### Required actions
A) Translate into Spanish the following sentence from the PDF extraction tutorial: "Additionally, the PDF.co editor provides precise coordinates to simplify identifying specific sections for extraction, even in scanned documents."
B) Reproduce the portion of the PDF extraction tutorial starting at "Asynchronous Data Extraction from PDF" and ending at "rows, and columns.".
C) List every item that the PDF extraction tutorial says is preserved after a conversion to CSV.

Asynchronous Data Extraction from PDF Columns using Java

This tutorial and sample source code demonstrate asynchronous data extraction from specific columns in a PDF document using PDF.co's PDF to CSV functionality. The code, written in Java, leverages the PDF.co Web API for converting PDF content to CSV based on specific layouts, tables, rows, and columns.

With asynchronous processing, larger files and complex tasks can run in the background, allowing you to track job progress without facing potential timeouts. For more details on asynchronous processing, refer to the PDF.co documentation.

Additionally, the PDF.co editor provides precise coordinates to simplify identifying specific sections for extraction, even in scanned documents.

Features of PDF to CSV API Endpoint

The PDF.co Web API provides tools and functionalities to convert any PDF document or scanned image to CSV. This process preserves the formatting, the text, the vectors, and the images efficiently after the conversion. The API uses the method of automatic document classification of incoming documents. The users can utilize the document classifier endpoint to automatically sort and detect the document’s class on their keywords-based rules.

### Raw data
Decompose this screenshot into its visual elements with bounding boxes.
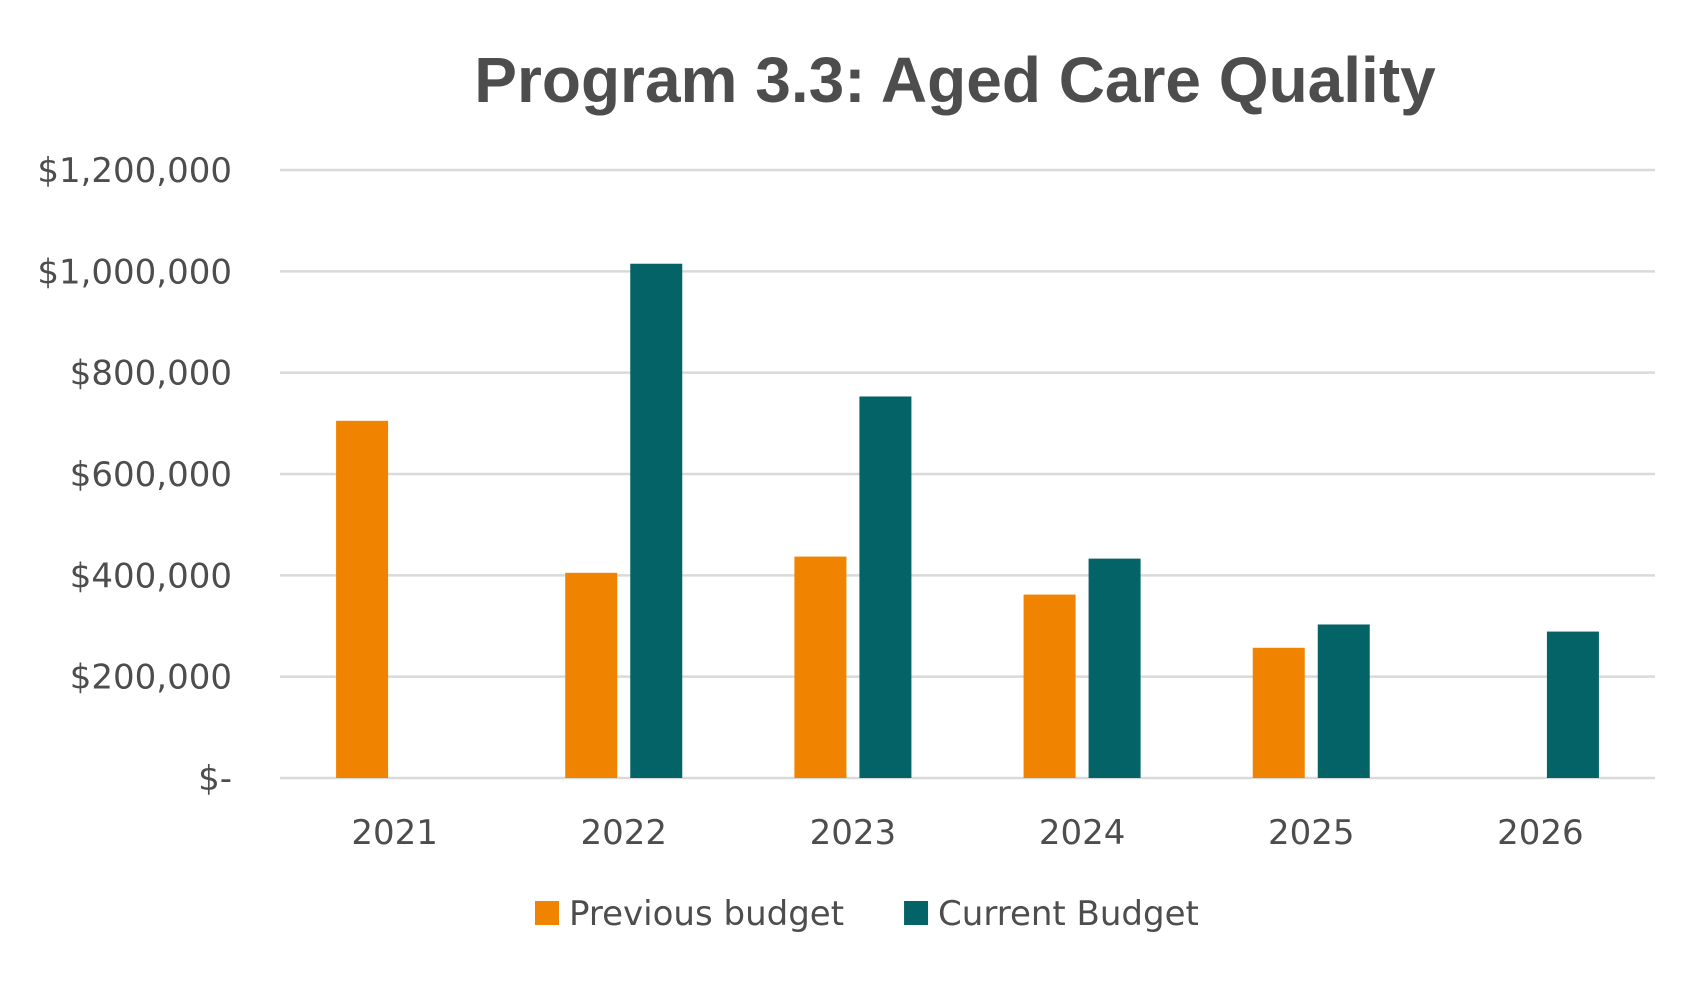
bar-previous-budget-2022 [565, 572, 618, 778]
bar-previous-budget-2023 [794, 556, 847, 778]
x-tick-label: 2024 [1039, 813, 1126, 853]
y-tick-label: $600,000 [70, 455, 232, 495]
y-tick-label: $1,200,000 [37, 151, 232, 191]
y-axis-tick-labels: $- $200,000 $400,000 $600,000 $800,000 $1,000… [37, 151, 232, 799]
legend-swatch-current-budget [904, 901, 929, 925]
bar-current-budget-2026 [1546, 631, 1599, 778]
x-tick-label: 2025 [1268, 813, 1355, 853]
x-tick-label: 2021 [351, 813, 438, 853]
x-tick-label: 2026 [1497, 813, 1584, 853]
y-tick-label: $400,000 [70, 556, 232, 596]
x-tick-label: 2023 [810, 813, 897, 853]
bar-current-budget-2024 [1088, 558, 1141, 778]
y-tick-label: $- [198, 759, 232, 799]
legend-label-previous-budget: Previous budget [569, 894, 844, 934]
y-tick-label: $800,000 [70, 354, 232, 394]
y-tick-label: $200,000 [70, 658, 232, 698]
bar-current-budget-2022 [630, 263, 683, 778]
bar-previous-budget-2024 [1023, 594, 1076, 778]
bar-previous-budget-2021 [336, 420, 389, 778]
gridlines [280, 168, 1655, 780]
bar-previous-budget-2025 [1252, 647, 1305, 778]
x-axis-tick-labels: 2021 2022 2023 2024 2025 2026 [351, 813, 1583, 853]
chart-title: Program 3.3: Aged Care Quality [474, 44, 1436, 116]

### Results
A) Además, el editor de PDF.co proporciona coordenadas precisas para simplificar la identificación de secciones específicas para la extracción, incluso en documentos escaneados.

B)
Asynchronous Data Extraction from PDF Columns using Java

This tutorial and sample source code demonstrate asynchronous data extraction from specific columns in a PDF document using PDF.co's PDF to CSV functionality. The code, written in Java, leverages the PDF.co Web API for converting PDF content to CSV based on specific layouts, tables, rows, and columns.

C)
- the formatting
- the text
- the vectors
- the images